━━━ Given data

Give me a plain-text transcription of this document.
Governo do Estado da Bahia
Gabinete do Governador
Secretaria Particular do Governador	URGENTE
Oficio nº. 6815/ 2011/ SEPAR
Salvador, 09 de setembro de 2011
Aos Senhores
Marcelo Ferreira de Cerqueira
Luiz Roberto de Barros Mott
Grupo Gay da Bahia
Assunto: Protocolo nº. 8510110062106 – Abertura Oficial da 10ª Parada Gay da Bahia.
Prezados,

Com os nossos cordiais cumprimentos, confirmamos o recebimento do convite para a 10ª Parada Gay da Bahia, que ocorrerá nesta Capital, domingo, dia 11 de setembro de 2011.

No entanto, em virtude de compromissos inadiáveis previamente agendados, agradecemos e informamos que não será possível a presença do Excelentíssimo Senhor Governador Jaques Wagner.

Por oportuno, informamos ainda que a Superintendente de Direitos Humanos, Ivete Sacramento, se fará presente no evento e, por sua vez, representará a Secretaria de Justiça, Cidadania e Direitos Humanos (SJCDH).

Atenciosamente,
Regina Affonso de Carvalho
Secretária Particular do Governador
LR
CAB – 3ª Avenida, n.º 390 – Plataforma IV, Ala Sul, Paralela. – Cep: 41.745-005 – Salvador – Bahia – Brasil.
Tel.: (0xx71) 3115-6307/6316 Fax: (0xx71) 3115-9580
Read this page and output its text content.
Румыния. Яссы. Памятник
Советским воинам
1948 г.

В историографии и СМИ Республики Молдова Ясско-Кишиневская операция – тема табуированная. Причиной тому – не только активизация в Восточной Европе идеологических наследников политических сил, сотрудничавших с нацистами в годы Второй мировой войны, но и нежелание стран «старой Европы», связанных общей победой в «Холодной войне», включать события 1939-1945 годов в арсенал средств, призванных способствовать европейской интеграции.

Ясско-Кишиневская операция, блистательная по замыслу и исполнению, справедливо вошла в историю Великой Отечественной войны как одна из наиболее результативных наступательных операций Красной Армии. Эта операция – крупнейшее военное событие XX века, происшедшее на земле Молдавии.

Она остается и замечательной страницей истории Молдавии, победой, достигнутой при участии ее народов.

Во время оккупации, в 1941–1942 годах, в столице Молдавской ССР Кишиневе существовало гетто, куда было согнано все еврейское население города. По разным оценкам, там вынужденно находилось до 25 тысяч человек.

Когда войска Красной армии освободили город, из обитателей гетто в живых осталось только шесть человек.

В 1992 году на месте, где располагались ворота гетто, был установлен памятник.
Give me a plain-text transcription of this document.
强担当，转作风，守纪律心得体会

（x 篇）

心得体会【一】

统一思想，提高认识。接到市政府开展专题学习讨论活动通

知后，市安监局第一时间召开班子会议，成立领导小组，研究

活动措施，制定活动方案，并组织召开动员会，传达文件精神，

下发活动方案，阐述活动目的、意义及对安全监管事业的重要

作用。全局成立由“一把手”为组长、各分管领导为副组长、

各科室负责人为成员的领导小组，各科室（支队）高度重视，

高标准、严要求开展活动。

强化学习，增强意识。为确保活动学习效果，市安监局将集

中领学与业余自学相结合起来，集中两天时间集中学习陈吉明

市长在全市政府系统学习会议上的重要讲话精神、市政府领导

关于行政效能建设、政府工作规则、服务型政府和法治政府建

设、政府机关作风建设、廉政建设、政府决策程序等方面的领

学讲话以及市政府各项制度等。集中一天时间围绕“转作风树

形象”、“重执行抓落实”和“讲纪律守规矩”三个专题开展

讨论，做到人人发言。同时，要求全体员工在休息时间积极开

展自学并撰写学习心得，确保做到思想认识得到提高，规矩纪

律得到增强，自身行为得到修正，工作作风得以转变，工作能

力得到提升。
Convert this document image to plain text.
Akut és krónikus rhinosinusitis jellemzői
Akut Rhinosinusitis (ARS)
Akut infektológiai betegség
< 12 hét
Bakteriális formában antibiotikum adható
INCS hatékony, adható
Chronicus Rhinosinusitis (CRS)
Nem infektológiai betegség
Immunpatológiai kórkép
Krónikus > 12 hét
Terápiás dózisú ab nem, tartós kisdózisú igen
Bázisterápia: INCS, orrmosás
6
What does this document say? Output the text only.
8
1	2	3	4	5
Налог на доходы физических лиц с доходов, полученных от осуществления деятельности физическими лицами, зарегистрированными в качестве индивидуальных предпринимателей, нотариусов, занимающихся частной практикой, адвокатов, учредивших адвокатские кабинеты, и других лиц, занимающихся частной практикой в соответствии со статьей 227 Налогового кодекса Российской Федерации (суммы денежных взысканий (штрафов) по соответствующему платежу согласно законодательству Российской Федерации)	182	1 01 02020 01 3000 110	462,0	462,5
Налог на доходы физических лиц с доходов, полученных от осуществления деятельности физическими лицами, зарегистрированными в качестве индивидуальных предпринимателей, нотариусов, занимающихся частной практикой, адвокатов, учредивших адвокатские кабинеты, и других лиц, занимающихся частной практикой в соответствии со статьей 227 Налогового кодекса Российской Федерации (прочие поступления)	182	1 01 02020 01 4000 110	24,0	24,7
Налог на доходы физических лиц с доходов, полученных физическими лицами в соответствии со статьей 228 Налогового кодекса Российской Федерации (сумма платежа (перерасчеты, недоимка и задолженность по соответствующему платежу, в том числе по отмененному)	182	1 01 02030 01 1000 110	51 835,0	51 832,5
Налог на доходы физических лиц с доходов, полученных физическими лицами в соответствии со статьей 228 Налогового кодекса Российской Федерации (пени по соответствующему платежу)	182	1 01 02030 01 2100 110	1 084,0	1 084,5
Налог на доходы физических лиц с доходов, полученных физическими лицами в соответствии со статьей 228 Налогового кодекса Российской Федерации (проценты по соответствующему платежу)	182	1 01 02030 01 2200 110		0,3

━━━━━━

Give back each line above precisely as it stands.

[Task solution]
Give me a plain-text transcription of this document.
Governo do Estado da Bahia
Gabinete do Governador
Secretaria Particular do Governador	URGENTE
Oficio nº. 6815/ 2011/ SEPAR
Salvador, 09 de setembro de 2011
Aos Senhores
Marcelo Ferreira de Cerqueira
Luiz Roberto de Barros Mott
Grupo Gay da Bahia
Assunto: Protocolo nº. 8510110062106 – Abertura Oficial da 10ª Parada Gay da Bahia.
Prezados,

Com os nossos cordiais cumprimentos, confirmamos o recebimento do convite para a 10ª Parada Gay da Bahia, que ocorrerá nesta Capital, domingo, dia 11 de setembro de 2011.

No entanto, em virtude de compromissos inadiáveis previamente agendados, agradecemos e informamos que não será possível a presença do Excelentíssimo Senhor Governador Jaques Wagner.

Por oportuno, informamos ainda que a Superintendente de Direitos Humanos, Ivete Sacramento, se fará presente no evento e, por sua vez, representará a Secretaria de Justiça, Cidadania e Direitos Humanos (SJCDH).

Atenciosamente,
Regina Affonso de Carvalho
Secretária Particular do Governador
LR
CAB – 3ª Avenida, n.º 390 – Plataforma IV, Ala Sul, Paralela. – Cep: 41.745-005 – Salvador – Bahia – Brasil.
Tel.: (0xx71) 3115-6307/6316 Fax: (0xx71) 3115-9580
Read this page and output its text content.
Румыния. Яссы. Памятник
Советским воинам
1948 г.

В историографии и СМИ Республики Молдова Ясско-Кишиневская операция – тема табуированная. Причиной тому – не только активизация в Восточной Европе идеологических наследников политических сил, сотрудничавших с нацистами в годы Второй мировой войны, но и нежелание стран «старой Европы», связанных общей победой в «Холодной войне», включать события 1939-1945 годов в арсенал средств, призванных способствовать европейской интеграции.

Ясско-Кишиневская операция, блистательная по замыслу и исполнению, справедливо вошла в историю Великой Отечественной войны как одна из наиболее результативных наступательных операций Красной Армии. Эта операция – крупнейшее военное событие XX века, происшедшее на земле Молдавии.

Она остается и замечательной страницей истории Молдавии, победой, достигнутой при участии ее народов.

Во время оккупации, в 1941–1942 годах, в столице Молдавской ССР Кишиневе существовало гетто, куда было согнано все еврейское население города. По разным оценкам, там вынужденно находилось до 25 тысяч человек.

Когда войска Красной армии освободили город, из обитателей гетто в живых осталось только шесть человек.

В 1992 году на месте, где располагались ворота гетто, был установлен памятник.
Give me a plain-text transcription of this document.
强担当，转作风，守纪律心得体会

（x 篇）

心得体会【一】

统一思想，提高认识。接到市政府开展专题学习讨论活动通

知后，市安监局第一时间召开班子会议，成立领导小组，研究

活动措施，制定活动方案，并组织召开动员会，传达文件精神，

下发活动方案，阐述活动目的、意义及对安全监管事业的重要

作用。全局成立由“一把手”为组长、各分管领导为副组长、

各科室负责人为成员的领导小组，各科室（支队）高度重视，

高标准、严要求开展活动。

强化学习，增强意识。为确保活动学习效果，市安监局将集

中领学与业余自学相结合起来，集中两天时间集中学习陈吉明

市长在全市政府系统学习会议上的重要讲话精神、市政府领导

关于行政效能建设、政府工作规则、服务型政府和法治政府建

设、政府机关作风建设、廉政建设、政府决策程序等方面的领

学讲话以及市政府各项制度等。集中一天时间围绕“转作风树

形象”、“重执行抓落实”和“讲纪律守规矩”三个专题开展

讨论，做到人人发言。同时，要求全体员工在休息时间积极开

展自学并撰写学习心得，确保做到思想认识得到提高，规矩纪

律得到增强，自身行为得到修正，工作作风得以转变，工作能

力得到提升。
Convert this document image to plain text.
Akut és krónikus rhinosinusitis jellemzői
Akut Rhinosinusitis (ARS)
Akut infektológiai betegség
< 12 hét
Bakteriális formában antibiotikum adható
INCS hatékony, adható
Chronicus Rhinosinusitis (CRS)
Nem infektológiai betegség
Immunpatológiai kórkép
Krónikus > 12 hét
Terápiás dózisú ab nem, tartós kisdózisú igen
Bázisterápia: INCS, orrmosás
6
What does this document say? Output the text only.
8
1	2	3	4	5
Налог на доходы физических лиц с доходов, полученных от осуществления деятельности физическими лицами, зарегистрированными в качестве индивидуальных предпринимателей, нотариусов, занимающихся частной практикой, адвокатов, учредивших адвокатские кабинеты, и других лиц, занимающихся частной практикой в соответствии со статьей 227 Налогового кодекса Российской Федерации (суммы денежных взысканий (штрафов) по соответствующему платежу согласно законодательству Российской Федерации)	182	1 01 02020 01 3000 110	462,0	462,5
Налог на доходы физических лиц с доходов, полученных от осуществления деятельности физическими лицами, зарегистрированными в качестве индивидуальных предпринимателей, нотариусов, занимающихся частной практикой, адвокатов, учредивших адвокатские кабинеты, и других лиц, занимающихся частной практикой в соответствии со статьей 227 Налогового кодекса Российской Федерации (прочие поступления)	182	1 01 02020 01 4000 110	24,0	24,7
Налог на доходы физических лиц с доходов, полученных физическими лицами в соответствии со статьей 228 Налогового кодекса Российской Федерации (сумма платежа (перерасчеты, недоимка и задолженность по соответствующему платежу, в том числе по отмененному)	182	1 01 02030 01 1000 110	51 835,0	51 832,5
Налог на доходы физических лиц с доходов, полученных физическими лицами в соответствии со статьей 228 Налогового кодекса Российской Федерации (пени по соответствующему платежу)	182	1 01 02030 01 2100 110	1 084,0	1 084,5
Налог на доходы физических лиц с доходов, полученных физическими лицами в соответствии со статьей 228 Налогового кодекса Российской Федерации (проценты по соответствующему платежу)	182	1 01 02030 01 2200 110		0,3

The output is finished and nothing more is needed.